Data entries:

........

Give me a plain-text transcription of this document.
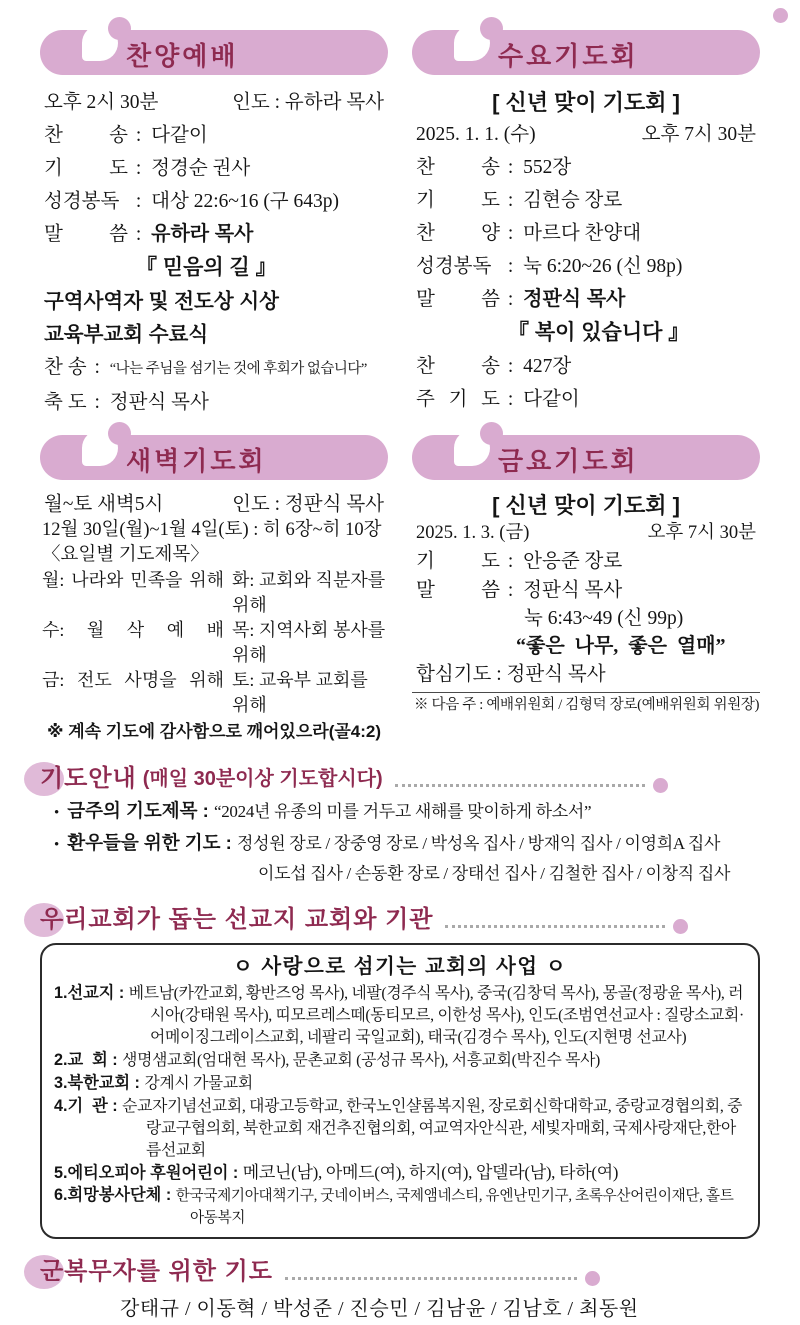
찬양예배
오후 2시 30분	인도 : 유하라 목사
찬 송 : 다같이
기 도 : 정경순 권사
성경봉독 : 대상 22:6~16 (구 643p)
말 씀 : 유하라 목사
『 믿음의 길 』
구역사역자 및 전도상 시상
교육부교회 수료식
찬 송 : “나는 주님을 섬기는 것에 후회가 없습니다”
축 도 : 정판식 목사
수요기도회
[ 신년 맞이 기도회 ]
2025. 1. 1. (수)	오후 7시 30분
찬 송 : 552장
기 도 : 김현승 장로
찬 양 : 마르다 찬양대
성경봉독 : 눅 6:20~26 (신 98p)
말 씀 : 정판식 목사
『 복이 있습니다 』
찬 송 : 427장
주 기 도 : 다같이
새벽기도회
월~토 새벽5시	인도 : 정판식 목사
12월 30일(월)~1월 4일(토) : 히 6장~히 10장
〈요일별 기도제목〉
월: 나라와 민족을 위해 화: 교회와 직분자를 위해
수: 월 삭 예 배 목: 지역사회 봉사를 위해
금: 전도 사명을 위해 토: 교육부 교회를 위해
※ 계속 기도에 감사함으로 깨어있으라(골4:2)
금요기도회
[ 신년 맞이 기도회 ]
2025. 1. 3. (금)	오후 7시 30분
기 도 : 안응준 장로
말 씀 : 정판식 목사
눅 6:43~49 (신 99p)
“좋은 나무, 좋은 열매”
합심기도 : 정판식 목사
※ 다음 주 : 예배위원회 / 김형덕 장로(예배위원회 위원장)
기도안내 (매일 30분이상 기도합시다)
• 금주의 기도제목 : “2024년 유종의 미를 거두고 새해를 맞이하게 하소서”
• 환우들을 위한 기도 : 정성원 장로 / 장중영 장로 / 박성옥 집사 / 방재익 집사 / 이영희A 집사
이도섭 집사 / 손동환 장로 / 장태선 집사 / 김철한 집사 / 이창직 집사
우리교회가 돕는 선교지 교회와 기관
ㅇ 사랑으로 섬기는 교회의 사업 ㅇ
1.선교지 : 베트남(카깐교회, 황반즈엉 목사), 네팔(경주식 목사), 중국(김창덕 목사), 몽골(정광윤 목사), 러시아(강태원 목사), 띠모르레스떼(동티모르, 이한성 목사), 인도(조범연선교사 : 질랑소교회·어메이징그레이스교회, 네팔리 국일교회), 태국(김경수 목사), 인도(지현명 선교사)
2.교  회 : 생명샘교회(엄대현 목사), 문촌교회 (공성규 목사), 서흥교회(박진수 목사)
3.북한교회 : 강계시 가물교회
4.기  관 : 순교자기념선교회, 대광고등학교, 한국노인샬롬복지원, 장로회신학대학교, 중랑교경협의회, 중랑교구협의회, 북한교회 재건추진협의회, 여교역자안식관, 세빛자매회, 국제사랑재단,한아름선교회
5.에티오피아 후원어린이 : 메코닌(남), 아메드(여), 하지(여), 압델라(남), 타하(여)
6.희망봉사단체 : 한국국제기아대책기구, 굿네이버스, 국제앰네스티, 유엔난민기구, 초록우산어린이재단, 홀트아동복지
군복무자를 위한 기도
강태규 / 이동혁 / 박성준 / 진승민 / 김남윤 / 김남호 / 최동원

........

■ What you are asked to do ■
Copy all the lines of data exactly as they appear, dropping any images.

■ Output ■
Give me a plain-text transcription of this document.
찬양예배
오후 2시 30분	인도 : 유하라 목사
찬 송 : 다같이
기 도 : 정경순 권사
성경봉독 : 대상 22:6~16 (구 643p)
말 씀 : 유하라 목사
『 믿음의 길 』
구역사역자 및 전도상 시상
교육부교회 수료식
찬 송 : “나는 주님을 섬기는 것에 후회가 없습니다”
축 도 : 정판식 목사
수요기도회
[ 신년 맞이 기도회 ]
2025. 1. 1. (수)	오후 7시 30분
찬 송 : 552장
기 도 : 김현승 장로
찬 양 : 마르다 찬양대
성경봉독 : 눅 6:20~26 (신 98p)
말 씀 : 정판식 목사
『 복이 있습니다 』
찬 송 : 427장
주 기 도 : 다같이
새벽기도회
월~토 새벽5시	인도 : 정판식 목사
12월 30일(월)~1월 4일(토) : 히 6장~히 10장
〈요일별 기도제목〉
월: 나라와 민족을 위해 화: 교회와 직분자를 위해
수: 월 삭 예 배 목: 지역사회 봉사를 위해
금: 전도 사명을 위해 토: 교육부 교회를 위해
※ 계속 기도에 감사함으로 깨어있으라(골4:2)
금요기도회
[ 신년 맞이 기도회 ]
2025. 1. 3. (금)	오후 7시 30분
기 도 : 안응준 장로
말 씀 : 정판식 목사
눅 6:43~49 (신 99p)
“좋은 나무, 좋은 열매”
합심기도 : 정판식 목사
※ 다음 주 : 예배위원회 / 김형덕 장로(예배위원회 위원장)
기도안내 (매일 30분이상 기도합시다)
• 금주의 기도제목 : “2024년 유종의 미를 거두고 새해를 맞이하게 하소서”
• 환우들을 위한 기도 : 정성원 장로 / 장중영 장로 / 박성옥 집사 / 방재익 집사 / 이영희A 집사
이도섭 집사 / 손동환 장로 / 장태선 집사 / 김철한 집사 / 이창직 집사
우리교회가 돕는 선교지 교회와 기관
ㅇ 사랑으로 섬기는 교회의 사업 ㅇ
1.선교지 : 베트남(카깐교회, 황반즈엉 목사), 네팔(경주식 목사), 중국(김창덕 목사), 몽골(정광윤 목사), 러시아(강태원 목사), 띠모르레스떼(동티모르, 이한성 목사), 인도(조범연선교사 : 질랑소교회·어메이징그레이스교회, 네팔리 국일교회), 태국(김경수 목사), 인도(지현명 선교사)
2.교  회 : 생명샘교회(엄대현 목사), 문촌교회 (공성규 목사), 서흥교회(박진수 목사)
3.북한교회 : 강계시 가물교회
4.기  관 : 순교자기념선교회, 대광고등학교, 한국노인샬롬복지원, 장로회신학대학교, 중랑교경협의회, 중랑교구협의회, 북한교회 재건추진협의회, 여교역자안식관, 세빛자매회, 국제사랑재단,한아름선교회
5.에티오피아 후원어린이 : 메코닌(남), 아메드(여), 하지(여), 압델라(남), 타하(여)
6.희망봉사단체 : 한국국제기아대책기구, 굿네이버스, 국제앰네스티, 유엔난민기구, 초록우산어린이재단, 홀트아동복지
군복무자를 위한 기도
강태규 / 이동혁 / 박성준 / 진승민 / 김남윤 / 김남호 / 최동원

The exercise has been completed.